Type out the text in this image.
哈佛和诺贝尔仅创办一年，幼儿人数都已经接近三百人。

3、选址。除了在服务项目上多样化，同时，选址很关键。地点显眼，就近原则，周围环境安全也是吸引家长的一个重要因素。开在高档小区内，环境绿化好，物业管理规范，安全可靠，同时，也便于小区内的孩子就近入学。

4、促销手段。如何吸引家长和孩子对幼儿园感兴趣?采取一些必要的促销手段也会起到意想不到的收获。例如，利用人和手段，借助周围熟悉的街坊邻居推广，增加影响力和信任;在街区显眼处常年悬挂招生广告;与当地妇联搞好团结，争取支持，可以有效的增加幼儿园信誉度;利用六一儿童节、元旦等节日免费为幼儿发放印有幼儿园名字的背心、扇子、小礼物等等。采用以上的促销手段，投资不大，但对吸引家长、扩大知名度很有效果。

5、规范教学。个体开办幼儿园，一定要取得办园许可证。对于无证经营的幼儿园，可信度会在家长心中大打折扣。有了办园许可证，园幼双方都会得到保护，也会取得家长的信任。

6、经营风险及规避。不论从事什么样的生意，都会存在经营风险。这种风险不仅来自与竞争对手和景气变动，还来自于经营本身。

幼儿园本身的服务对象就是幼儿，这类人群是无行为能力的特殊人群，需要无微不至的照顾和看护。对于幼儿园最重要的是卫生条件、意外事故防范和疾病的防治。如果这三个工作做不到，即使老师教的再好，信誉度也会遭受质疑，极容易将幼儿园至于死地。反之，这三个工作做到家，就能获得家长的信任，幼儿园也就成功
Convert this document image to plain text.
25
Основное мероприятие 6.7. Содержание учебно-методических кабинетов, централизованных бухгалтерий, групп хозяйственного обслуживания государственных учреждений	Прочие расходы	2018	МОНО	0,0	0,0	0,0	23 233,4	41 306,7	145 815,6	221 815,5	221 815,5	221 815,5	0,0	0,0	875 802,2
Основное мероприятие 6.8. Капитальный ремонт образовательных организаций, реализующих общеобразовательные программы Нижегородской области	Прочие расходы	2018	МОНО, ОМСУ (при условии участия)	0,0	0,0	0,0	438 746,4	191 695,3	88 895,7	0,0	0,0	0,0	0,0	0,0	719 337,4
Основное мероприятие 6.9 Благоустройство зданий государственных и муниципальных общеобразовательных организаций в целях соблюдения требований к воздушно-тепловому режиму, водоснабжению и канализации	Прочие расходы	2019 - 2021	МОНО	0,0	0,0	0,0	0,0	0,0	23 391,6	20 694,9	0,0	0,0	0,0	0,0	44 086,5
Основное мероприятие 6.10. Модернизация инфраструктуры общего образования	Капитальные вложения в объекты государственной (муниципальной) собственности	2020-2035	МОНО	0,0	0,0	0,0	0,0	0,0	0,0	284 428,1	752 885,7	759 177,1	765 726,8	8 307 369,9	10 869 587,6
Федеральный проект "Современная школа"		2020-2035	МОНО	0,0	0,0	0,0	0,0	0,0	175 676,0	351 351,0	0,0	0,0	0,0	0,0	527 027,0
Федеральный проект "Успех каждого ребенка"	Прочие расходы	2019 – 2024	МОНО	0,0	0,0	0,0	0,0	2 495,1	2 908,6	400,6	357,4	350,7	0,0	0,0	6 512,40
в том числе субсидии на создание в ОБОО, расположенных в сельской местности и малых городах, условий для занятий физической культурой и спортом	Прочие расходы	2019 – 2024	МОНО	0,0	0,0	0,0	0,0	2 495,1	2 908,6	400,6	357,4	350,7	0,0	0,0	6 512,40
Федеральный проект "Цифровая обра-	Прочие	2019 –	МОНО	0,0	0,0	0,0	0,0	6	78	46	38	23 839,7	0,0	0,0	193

:::

Extract all of the data exactly as written.

Type out the text in this image.
哈佛和诺贝尔仅创办一年，幼儿人数都已经接近三百人。

3、选址。除了在服务项目上多样化，同时，选址很关键。地点显眼，就近原则，周围环境安全也是吸引家长的一个重要因素。开在高档小区内，环境绿化好，物业管理规范，安全可靠，同时，也便于小区内的孩子就近入学。

4、促销手段。如何吸引家长和孩子对幼儿园感兴趣?采取一些必要的促销手段也会起到意想不到的收获。例如，利用人和手段，借助周围熟悉的街坊邻居推广，增加影响力和信任;在街区显眼处常年悬挂招生广告;与当地妇联搞好团结，争取支持，可以有效的增加幼儿园信誉度;利用六一儿童节、元旦等节日免费为幼儿发放印有幼儿园名字的背心、扇子、小礼物等等。采用以上的促销手段，投资不大，但对吸引家长、扩大知名度很有效果。

5、规范教学。个体开办幼儿园，一定要取得办园许可证。对于无证经营的幼儿园，可信度会在家长心中大打折扣。有了办园许可证，园幼双方都会得到保护，也会取得家长的信任。

6、经营风险及规避。不论从事什么样的生意，都会存在经营风险。这种风险不仅来自与竞争对手和景气变动，还来自于经营本身。

幼儿园本身的服务对象就是幼儿，这类人群是无行为能力的特殊人群，需要无微不至的照顾和看护。对于幼儿园最重要的是卫生条件、意外事故防范和疾病的防治。如果这三个工作做不到，即使老师教的再好，信誉度也会遭受质疑，极容易将幼儿园至于死地。反之，这三个工作做到家，就能获得家长的信任，幼儿园也就成功
Convert this document image to plain text.
25
Основное мероприятие 6.7. Содержание учебно-методических кабинетов, централизованных бухгалтерий, групп хозяйственного обслуживания государственных учреждений	Прочие расходы	2018	МОНО	0,0	0,0	0,0	23 233,4	41 306,7	145 815,6	221 815,5	221 815,5	221 815,5	0,0	0,0	875 802,2
Основное мероприятие 6.8. Капитальный ремонт образовательных организаций, реализующих общеобразовательные программы Нижегородской области	Прочие расходы	2018	МОНО, ОМСУ (при условии участия)	0,0	0,0	0,0	438 746,4	191 695,3	88 895,7	0,0	0,0	0,0	0,0	0,0	719 337,4
Основное мероприятие 6.9 Благоустройство зданий государственных и муниципальных общеобразовательных организаций в целях соблюдения требований к воздушно-тепловому режиму, водоснабжению и канализации	Прочие расходы	2019 - 2021	МОНО	0,0	0,0	0,0	0,0	0,0	23 391,6	20 694,9	0,0	0,0	0,0	0,0	44 086,5
Основное мероприятие 6.10. Модернизация инфраструктуры общего образования	Капитальные вложения в объекты государственной (муниципальной) собственности	2020-2035	МОНО	0,0	0,0	0,0	0,0	0,0	0,0	284 428,1	752 885,7	759 177,1	765 726,8	8 307 369,9	10 869 587,6
Федеральный проект "Современная школа"		2020-2035	МОНО	0,0	0,0	0,0	0,0	0,0	175 676,0	351 351,0	0,0	0,0	0,0	0,0	527 027,0
Федеральный проект "Успех каждого ребенка"	Прочие расходы	2019 – 2024	МОНО	0,0	0,0	0,0	0,0	2 495,1	2 908,6	400,6	357,4	350,7	0,0	0,0	6 512,40
в том числе субсидии на создание в ОБОО, расположенных в сельской местности и малых городах, условий для занятий физической культурой и спортом	Прочие расходы	2019 – 2024	МОНО	0,0	0,0	0,0	0,0	2 495,1	2 908,6	400,6	357,4	350,7	0,0	0,0	6 512,40
Федеральный проект "Цифровая обра-	Прочие	2019 –	МОНО	0,0	0,0	0,0	0,0	6	78	46	38	23 839,7	0,0	0,0	193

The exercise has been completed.